Request: Check every line of the entries for "потребителей", and copy the lines that hold it.

* Begin *

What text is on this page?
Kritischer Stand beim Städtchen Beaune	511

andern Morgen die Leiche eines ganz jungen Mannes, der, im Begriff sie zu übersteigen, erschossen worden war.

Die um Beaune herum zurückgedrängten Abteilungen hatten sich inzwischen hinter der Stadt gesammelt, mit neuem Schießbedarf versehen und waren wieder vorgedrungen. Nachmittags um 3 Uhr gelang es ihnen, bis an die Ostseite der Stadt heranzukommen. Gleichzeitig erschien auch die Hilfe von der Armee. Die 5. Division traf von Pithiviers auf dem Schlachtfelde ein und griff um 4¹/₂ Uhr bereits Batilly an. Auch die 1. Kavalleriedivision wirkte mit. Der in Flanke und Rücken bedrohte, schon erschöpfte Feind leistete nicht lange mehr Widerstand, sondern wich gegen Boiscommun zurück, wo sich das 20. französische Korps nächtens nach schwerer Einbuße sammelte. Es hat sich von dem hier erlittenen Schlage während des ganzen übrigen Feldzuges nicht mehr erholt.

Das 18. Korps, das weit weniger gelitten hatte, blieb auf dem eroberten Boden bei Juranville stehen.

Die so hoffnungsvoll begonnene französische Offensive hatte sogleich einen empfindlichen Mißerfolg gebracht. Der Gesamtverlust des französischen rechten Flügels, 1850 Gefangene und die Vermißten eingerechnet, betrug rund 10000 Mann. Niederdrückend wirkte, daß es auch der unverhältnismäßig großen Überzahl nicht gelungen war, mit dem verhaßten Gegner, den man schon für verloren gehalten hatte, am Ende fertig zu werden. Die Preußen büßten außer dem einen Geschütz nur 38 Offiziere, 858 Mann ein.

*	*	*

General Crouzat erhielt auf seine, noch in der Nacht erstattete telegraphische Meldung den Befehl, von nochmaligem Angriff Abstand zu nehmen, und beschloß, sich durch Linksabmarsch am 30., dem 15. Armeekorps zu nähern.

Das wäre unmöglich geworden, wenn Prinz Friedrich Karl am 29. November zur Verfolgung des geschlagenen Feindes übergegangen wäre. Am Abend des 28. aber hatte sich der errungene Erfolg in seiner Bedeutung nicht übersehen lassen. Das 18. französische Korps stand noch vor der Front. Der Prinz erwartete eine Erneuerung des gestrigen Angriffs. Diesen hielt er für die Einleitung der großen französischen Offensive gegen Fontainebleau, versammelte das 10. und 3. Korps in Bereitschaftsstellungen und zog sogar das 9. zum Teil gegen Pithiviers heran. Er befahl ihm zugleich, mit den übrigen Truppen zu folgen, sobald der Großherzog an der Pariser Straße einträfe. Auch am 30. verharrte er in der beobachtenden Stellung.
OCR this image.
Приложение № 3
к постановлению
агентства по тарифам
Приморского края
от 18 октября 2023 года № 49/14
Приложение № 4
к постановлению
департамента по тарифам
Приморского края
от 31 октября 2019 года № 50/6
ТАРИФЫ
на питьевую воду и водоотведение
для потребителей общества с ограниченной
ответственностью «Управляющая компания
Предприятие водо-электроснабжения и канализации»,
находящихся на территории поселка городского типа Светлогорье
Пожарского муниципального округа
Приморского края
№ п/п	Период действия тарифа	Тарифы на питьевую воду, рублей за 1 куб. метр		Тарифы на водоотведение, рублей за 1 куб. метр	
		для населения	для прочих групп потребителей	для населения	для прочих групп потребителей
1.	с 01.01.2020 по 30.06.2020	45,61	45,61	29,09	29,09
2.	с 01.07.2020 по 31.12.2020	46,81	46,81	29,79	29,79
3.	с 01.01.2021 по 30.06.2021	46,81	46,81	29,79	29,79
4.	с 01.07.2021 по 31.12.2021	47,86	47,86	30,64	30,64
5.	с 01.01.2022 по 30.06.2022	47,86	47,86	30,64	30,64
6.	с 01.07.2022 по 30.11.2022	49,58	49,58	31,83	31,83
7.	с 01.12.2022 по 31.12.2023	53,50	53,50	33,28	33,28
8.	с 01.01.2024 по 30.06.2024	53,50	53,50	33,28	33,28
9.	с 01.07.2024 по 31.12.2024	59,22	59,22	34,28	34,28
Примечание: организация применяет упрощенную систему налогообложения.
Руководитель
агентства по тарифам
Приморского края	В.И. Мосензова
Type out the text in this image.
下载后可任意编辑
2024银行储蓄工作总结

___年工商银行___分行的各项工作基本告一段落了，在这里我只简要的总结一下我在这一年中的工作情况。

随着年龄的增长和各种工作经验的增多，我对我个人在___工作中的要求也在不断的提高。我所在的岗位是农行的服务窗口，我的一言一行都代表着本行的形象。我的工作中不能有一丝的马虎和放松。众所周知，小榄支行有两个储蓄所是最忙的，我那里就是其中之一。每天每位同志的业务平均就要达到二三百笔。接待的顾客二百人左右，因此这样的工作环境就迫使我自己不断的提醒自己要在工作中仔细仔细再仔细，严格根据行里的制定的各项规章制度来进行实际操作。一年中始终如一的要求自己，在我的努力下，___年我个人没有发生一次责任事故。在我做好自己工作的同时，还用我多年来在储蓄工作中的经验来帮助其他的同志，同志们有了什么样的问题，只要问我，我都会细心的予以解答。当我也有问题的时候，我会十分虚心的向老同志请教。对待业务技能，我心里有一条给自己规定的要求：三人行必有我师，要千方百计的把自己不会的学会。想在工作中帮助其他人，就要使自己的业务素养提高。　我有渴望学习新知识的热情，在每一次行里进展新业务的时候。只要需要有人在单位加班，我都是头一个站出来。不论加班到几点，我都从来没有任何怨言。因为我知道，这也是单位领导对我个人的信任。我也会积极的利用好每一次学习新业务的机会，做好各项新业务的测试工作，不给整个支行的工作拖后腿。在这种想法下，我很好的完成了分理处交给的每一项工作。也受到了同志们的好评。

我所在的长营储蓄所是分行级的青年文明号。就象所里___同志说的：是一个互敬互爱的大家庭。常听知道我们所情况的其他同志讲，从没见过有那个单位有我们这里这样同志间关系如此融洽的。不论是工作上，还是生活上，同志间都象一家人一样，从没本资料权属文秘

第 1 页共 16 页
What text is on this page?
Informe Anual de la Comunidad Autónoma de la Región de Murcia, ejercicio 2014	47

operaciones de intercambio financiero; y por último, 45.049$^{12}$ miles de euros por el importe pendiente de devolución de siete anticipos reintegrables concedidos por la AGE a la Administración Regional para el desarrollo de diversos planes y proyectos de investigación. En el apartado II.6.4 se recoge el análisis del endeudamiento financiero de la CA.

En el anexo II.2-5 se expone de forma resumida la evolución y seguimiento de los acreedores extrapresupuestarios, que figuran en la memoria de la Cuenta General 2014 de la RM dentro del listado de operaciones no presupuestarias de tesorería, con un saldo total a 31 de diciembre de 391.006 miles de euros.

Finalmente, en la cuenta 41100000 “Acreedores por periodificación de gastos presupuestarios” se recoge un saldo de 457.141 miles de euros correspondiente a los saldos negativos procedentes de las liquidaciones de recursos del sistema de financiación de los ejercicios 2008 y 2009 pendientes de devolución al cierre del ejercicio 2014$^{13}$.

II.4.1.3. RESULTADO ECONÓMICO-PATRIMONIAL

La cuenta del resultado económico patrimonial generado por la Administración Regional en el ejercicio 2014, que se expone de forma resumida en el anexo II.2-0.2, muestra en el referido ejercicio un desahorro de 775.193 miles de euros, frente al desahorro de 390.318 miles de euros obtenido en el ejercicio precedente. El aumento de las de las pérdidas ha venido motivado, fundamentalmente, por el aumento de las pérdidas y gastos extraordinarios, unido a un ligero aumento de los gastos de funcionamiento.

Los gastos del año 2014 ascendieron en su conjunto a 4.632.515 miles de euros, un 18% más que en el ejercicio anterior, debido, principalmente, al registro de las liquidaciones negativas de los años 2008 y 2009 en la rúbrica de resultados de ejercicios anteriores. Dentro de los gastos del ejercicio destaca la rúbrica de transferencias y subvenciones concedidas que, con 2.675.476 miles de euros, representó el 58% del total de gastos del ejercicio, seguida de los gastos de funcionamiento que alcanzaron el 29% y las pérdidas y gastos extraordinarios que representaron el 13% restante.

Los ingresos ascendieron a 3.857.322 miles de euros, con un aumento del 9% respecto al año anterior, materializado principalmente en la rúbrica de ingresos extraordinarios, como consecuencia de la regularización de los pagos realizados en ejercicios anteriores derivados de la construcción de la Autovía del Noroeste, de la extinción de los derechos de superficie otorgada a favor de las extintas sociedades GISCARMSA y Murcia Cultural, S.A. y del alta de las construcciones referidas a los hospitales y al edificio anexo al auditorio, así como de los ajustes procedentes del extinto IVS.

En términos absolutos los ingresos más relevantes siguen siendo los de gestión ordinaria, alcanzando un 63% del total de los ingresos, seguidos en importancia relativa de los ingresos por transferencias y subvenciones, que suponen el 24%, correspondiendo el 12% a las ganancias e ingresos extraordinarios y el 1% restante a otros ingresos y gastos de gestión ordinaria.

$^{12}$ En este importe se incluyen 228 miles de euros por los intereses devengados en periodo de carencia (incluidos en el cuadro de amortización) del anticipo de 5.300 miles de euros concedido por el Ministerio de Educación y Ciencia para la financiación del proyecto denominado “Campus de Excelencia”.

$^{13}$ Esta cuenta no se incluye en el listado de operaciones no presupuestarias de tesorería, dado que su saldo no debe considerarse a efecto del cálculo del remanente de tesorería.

* End *

Expected answer:
для потребителей общества с ограниченной
		для населения	для прочих групп потребителей	для населения	для прочих групп потребителей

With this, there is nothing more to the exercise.